*TASK REQUIREMENTS:*
Would you copy out the whole listing exactly as given?

(Dataset entries)
· · · · ·
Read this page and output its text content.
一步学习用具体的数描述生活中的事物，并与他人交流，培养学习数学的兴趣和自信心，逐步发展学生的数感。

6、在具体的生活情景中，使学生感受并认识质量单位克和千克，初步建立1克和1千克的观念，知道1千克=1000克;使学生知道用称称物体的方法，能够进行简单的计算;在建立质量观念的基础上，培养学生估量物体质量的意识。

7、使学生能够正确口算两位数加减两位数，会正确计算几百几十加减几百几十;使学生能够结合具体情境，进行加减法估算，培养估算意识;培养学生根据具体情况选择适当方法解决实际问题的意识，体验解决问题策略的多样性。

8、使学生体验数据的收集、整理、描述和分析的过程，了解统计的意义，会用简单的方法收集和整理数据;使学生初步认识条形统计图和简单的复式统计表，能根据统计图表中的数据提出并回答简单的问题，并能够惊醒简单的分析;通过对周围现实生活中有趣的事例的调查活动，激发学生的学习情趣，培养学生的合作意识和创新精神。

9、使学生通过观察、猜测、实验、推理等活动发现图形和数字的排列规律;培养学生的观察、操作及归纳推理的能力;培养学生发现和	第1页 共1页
· · · · ·
*OUTPUT FOR THIS TASK:*
Read this page and output its text content.
一步学习用具体的数描述生活中的事物，并与他人交流，培养学习数学的兴趣和自信心，逐步发展学生的数感。

6、在具体的生活情景中，使学生感受并认识质量单位克和千克，初步建立1克和1千克的观念，知道1千克=1000克;使学生知道用称称物体的方法，能够进行简单的计算;在建立质量观念的基础上，培养学生估量物体质量的意识。

7、使学生能够正确口算两位数加减两位数，会正确计算几百几十加减几百几十;使学生能够结合具体情境，进行加减法估算，培养估算意识;培养学生根据具体情况选择适当方法解决实际问题的意识，体验解决问题策略的多样性。

8、使学生体验数据的收集、整理、描述和分析的过程，了解统计的意义，会用简单的方法收集和整理数据;使学生初步认识条形统计图和简单的复式统计表，能根据统计图表中的数据提出并回答简单的问题，并能够惊醒简单的分析;通过对周围现实生活中有趣的事例的调查活动，激发学生的学习情趣，培养学生的合作意识和创新精神。

9、使学生通过观察、猜测、实验、推理等活动发现图形和数字的排列规律;培养学生的观察、操作及归纳推理的能力;培养学生发现和	第1页 共1页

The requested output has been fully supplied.